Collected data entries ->
----

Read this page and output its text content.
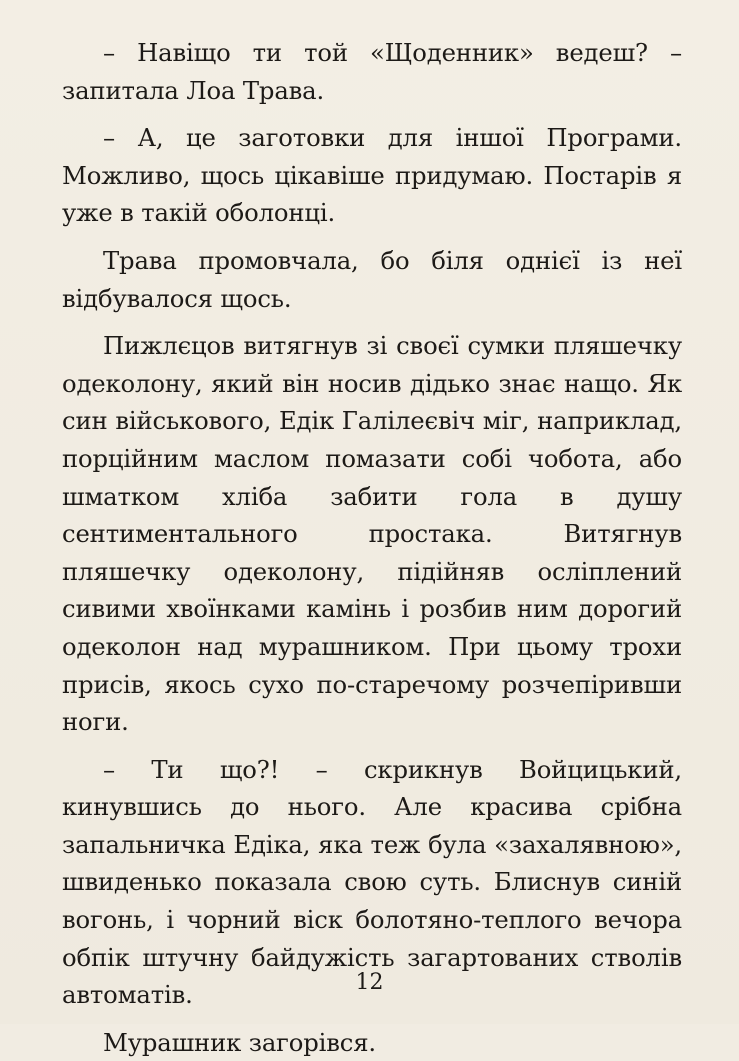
– Навіщо ти той «Щоденник» ведеш? – запитала Лоа Трава.

– А, це заготовки для іншої Програми. Можливо, щось цікавіше придумаю. Постарів я уже в такій оболонці.

Трава промовчала, бо біля однієї із неї відбувалося щось.

Пижлєцов витягнув зі своєї сумки пляшечку одеколону, який він носив дідько знає нащо. Як син військового, Едік Галілеєвіч міг, наприклад, порційним маслом помазати собі чобота, або шматком хліба забити гола в душу сентиментального простака. Витягнув пляшечку одеколону, підійняв осліплений сивими хвоїнками камінь і розбив ним дорогий одеколон над мурашником. При цьому трохи присів, якось сухо по-старечому розчепіривши ноги.

– Ти що?! – скрикнув Войцицький, кинувшись до нього. Але красива срібна запальничка Едіка, яка теж була «захалявною», швиденько показала свою суть. Блиснув синій вогонь, і чорний віск болотяно-теплого вечора обпік штучну байдужість загартованих стволів автоматів.

Мурашник загорівся.

12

----

Pick out all lines containing the string "щось".

SOLUTION FOR THIS TASK ->
– А, це заготовки для іншої Програми. Можливо, щось цікавіше придумаю. Постарів я уже в такій оболонці.
Трава промовчала, бо біля однієї із неї відбувалося щось.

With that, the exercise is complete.